=== Request ===
Gather each line of the entries below that includes "Octavio".

[Records from a dataset]
========================

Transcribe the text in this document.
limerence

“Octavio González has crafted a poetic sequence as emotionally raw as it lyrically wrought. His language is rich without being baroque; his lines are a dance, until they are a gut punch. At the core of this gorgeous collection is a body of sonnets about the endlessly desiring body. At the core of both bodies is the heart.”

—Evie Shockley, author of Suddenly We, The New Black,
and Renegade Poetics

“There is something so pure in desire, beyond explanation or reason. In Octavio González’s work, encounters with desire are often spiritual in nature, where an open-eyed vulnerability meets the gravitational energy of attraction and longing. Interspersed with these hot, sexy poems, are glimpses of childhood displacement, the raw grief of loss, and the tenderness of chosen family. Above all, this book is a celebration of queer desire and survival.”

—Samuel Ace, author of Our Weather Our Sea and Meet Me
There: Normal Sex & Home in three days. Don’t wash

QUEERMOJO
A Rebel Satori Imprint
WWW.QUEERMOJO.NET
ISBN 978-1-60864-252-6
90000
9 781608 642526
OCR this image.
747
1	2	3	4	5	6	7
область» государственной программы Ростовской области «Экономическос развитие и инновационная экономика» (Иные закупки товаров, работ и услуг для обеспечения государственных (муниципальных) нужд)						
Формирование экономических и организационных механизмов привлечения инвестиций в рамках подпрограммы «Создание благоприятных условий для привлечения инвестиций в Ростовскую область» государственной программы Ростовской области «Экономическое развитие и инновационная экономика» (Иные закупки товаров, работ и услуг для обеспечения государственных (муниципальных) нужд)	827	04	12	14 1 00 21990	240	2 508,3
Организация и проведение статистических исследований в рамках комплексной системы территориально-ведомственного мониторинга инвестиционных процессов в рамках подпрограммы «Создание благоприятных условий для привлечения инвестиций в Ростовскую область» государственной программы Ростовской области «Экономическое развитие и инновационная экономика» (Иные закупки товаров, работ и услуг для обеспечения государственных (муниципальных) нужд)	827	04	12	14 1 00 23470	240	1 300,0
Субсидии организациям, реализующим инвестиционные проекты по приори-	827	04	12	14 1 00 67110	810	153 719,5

========================

=== Result below ===
“Octavio González has crafted a poetic sequence as emotionally raw as it lyrically wrought. His language is rich without being baroque; his lines are a dance, until they are a gut punch. At the core of this gorgeous collection is a body of sonnets about the endlessly desiring body. At the core of both bodies is the heart.”
“There is something so pure in desire, beyond explanation or reason. In Octavio González’s work, encounters with desire are often spiritual in nature, where an open-eyed vulnerability meets the gravitational energy of attraction and longing. Interspersed with these hot, sexy poems, are glimpses of childhood displacement, the raw grief of loss, and the tenderness of chosen family. Above all, this book is a celebration of queer desire and survival.”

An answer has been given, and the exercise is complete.